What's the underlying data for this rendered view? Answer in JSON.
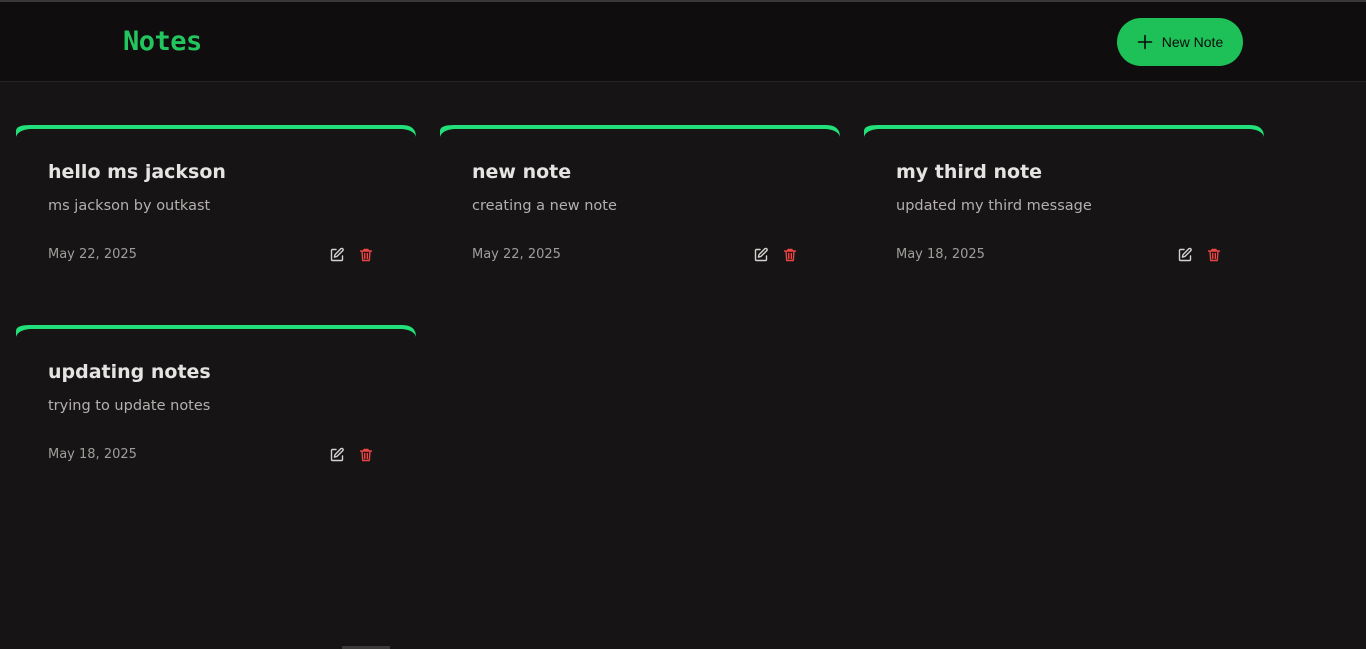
{
  "app": {
    "title": "Notes"
  },
  "header": {
    "new_note_label": "New Note",
    "new_note_icon": "plus-icon"
  },
  "colors": {
    "background": "#161414",
    "navbar": "#0f0d0d",
    "brand": "#22c55e",
    "button": "#1ec158",
    "accent": "#22e07a",
    "title_text": "#e6e3e3",
    "body_text": "#b4b0b0",
    "delete_icon": "#ef4444"
  },
  "notes": [
    {
      "title": "hello ms jackson",
      "content": "ms jackson by outkast",
      "date": "May 22, 2025"
    },
    {
      "title": "new note",
      "content": "creating a new note",
      "date": "May 22, 2025"
    },
    {
      "title": "my third note",
      "content": "updated my third message",
      "date": "May 18, 2025"
    },
    {
      "title": "updating notes",
      "content": "trying to update notes",
      "date": "May 18, 2025"
    }
  ],
  "card_icons": {
    "edit": "edit-icon",
    "delete": "trash-icon"
  }
}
■ ■ ■ ■ ■ ■ ■
_Goal_
Reproduce the entries above word for word. Pictures stay out.

_Answer to this task_
What's the underlying data for this rendered view? Answer in JSON.
{
  "app": {
    "title": "Notes"
  },
  "header": {
    "new_note_label": "New Note",
    "new_note_icon": "plus-icon"
  },
  "colors": {
    "background": "#161414",
    "navbar": "#0f0d0d",
    "brand": "#22c55e",
    "button": "#1ec158",
    "accent": "#22e07a",
    "title_text": "#e6e3e3",
    "body_text": "#b4b0b0",
    "delete_icon": "#ef4444"
  },
  "notes": [
    {
      "title": "hello ms jackson",
      "content": "ms jackson by outkast",
      "date": "May 22, 2025"
    },
    {
      "title": "new note",
      "content": "creating a new note",
      "date": "May 22, 2025"
    },
    {
      "title": "my third note",
      "content": "updated my third message",
      "date": "May 18, 2025"
    },
    {
      "title": "updating notes",
      "content": "trying to update notes",
      "date": "May 18, 2025"
    }
  ],
  "card_icons": {
    "edit": "edit-icon",
    "delete": "trash-icon"
  }
}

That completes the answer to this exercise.